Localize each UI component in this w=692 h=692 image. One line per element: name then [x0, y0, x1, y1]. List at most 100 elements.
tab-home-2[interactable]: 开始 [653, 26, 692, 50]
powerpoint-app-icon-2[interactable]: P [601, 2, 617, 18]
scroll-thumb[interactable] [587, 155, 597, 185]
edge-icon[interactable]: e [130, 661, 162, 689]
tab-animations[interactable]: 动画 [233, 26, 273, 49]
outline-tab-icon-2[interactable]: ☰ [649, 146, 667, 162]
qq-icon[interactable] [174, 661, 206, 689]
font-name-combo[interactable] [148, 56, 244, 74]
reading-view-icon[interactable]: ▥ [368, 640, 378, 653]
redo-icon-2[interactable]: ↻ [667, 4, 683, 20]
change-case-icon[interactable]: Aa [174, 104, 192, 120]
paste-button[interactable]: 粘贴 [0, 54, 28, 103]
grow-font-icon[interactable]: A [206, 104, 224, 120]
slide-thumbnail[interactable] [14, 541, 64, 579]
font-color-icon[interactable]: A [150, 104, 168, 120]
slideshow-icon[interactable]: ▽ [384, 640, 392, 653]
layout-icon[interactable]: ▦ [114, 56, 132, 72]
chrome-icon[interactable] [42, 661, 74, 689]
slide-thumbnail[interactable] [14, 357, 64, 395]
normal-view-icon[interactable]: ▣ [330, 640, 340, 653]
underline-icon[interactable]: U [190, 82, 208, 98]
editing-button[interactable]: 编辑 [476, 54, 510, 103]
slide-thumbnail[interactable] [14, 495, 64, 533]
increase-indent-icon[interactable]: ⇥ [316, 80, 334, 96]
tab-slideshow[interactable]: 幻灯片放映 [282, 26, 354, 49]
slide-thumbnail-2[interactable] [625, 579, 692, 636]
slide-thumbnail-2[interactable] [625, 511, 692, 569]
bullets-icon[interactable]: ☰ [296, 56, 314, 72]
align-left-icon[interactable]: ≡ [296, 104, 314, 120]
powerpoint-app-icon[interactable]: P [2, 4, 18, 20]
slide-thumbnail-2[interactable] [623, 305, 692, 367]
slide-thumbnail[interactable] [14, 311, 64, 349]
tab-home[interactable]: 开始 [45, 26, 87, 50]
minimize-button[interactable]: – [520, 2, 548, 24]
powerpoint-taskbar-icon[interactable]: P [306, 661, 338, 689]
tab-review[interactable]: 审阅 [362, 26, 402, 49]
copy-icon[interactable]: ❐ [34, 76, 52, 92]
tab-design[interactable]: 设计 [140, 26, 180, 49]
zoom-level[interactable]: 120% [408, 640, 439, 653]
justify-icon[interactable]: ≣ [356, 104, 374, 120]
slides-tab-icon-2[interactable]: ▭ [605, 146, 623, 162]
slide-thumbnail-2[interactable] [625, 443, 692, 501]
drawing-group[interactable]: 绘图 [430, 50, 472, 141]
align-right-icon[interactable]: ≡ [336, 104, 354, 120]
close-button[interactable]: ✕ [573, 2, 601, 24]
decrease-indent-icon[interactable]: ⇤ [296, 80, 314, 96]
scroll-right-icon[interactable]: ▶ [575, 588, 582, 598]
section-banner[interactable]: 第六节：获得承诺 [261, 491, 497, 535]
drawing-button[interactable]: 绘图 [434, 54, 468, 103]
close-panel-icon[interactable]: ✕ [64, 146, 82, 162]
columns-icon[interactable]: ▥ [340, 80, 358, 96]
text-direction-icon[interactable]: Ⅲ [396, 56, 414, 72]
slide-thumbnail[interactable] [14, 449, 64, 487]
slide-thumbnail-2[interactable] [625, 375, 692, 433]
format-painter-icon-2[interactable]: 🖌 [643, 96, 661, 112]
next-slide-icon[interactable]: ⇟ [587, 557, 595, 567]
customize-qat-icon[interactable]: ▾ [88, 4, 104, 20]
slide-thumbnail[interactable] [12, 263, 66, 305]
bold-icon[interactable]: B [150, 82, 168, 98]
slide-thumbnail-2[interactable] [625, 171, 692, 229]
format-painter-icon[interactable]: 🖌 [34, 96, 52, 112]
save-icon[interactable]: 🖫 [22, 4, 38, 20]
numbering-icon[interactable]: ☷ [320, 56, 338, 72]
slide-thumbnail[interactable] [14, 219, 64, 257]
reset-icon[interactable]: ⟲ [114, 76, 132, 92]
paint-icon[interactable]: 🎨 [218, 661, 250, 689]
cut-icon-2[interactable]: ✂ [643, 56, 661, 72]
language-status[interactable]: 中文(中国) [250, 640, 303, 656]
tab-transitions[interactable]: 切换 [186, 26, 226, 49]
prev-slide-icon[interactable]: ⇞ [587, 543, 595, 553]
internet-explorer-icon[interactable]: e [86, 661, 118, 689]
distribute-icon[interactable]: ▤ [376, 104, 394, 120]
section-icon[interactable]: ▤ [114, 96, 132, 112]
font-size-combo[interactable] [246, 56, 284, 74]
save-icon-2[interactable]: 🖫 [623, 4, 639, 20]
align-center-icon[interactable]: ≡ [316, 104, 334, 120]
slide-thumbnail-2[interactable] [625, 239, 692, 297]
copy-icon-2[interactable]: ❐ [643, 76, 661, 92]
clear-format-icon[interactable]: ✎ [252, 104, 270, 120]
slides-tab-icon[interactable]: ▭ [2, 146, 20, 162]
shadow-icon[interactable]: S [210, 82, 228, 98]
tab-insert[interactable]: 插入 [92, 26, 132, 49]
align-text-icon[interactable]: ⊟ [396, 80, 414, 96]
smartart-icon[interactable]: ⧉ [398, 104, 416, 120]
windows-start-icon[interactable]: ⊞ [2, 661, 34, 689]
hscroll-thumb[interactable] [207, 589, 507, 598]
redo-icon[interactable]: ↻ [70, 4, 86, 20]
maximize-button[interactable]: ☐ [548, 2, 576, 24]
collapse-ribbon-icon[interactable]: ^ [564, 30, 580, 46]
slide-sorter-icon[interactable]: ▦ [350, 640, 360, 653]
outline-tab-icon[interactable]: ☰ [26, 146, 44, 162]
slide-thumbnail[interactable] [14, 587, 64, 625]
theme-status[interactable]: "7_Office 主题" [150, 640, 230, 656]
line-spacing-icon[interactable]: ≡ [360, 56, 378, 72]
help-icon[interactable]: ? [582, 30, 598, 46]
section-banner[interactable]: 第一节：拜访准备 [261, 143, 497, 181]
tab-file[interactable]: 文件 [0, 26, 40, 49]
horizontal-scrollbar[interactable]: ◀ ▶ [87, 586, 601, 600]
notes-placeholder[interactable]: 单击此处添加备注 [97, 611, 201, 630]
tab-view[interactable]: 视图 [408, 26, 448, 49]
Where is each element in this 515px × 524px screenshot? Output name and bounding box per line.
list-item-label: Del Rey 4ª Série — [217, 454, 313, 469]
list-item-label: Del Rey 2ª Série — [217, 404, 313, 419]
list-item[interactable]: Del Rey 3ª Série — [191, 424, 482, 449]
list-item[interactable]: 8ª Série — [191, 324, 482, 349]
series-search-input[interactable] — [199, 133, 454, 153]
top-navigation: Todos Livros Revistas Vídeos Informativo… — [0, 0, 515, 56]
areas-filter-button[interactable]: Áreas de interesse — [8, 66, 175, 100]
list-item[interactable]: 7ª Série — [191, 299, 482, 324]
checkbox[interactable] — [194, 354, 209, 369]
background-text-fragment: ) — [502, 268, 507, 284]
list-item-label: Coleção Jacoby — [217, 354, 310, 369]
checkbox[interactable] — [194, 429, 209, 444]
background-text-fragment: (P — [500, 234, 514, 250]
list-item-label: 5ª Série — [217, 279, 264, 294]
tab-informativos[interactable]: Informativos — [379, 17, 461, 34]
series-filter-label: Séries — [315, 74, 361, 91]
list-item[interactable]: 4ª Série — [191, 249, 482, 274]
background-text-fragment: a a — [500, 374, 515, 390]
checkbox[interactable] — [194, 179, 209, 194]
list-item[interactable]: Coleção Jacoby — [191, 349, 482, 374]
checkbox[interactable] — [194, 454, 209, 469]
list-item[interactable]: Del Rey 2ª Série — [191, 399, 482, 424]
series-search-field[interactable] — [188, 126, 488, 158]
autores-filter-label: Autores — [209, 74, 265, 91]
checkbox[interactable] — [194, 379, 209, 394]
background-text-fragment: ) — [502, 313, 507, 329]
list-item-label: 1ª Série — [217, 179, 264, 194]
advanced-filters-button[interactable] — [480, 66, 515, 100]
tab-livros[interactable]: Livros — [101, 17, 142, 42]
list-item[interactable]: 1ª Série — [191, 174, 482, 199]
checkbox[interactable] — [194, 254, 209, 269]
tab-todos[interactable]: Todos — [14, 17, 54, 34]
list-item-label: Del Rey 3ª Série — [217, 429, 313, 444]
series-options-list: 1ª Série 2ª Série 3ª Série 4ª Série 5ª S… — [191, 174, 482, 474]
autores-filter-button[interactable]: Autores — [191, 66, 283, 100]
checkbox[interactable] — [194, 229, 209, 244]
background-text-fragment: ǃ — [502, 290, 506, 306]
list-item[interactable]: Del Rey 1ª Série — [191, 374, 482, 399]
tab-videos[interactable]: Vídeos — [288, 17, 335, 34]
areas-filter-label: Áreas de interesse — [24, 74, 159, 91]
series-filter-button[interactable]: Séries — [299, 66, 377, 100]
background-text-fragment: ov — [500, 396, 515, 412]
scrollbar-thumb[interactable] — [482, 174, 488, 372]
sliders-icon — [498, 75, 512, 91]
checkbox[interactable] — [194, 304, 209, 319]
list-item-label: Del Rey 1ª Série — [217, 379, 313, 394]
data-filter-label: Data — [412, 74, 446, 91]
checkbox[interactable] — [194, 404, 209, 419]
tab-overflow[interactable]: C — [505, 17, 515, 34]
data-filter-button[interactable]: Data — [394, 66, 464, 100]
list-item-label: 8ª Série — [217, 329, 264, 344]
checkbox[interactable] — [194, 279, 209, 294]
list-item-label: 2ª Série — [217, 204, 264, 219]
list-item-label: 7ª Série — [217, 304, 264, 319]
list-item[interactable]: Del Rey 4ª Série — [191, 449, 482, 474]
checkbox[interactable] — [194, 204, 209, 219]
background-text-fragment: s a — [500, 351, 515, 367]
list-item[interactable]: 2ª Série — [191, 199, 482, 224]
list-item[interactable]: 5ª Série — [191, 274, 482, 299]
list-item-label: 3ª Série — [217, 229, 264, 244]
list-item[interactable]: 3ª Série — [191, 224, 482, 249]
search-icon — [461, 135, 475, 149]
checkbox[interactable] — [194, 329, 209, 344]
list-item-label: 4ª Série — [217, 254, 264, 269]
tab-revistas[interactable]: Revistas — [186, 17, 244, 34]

• WRITTEN TASK:
Collect every line of the records above that contains the string "drawing", treating uppercase and lowercase letters as distinct.

• TASK ANSWER:
drawing-group[interactable]: 绘图 [430, 50, 472, 141]
drawing-button[interactable]: 绘图 [434, 54, 468, 103]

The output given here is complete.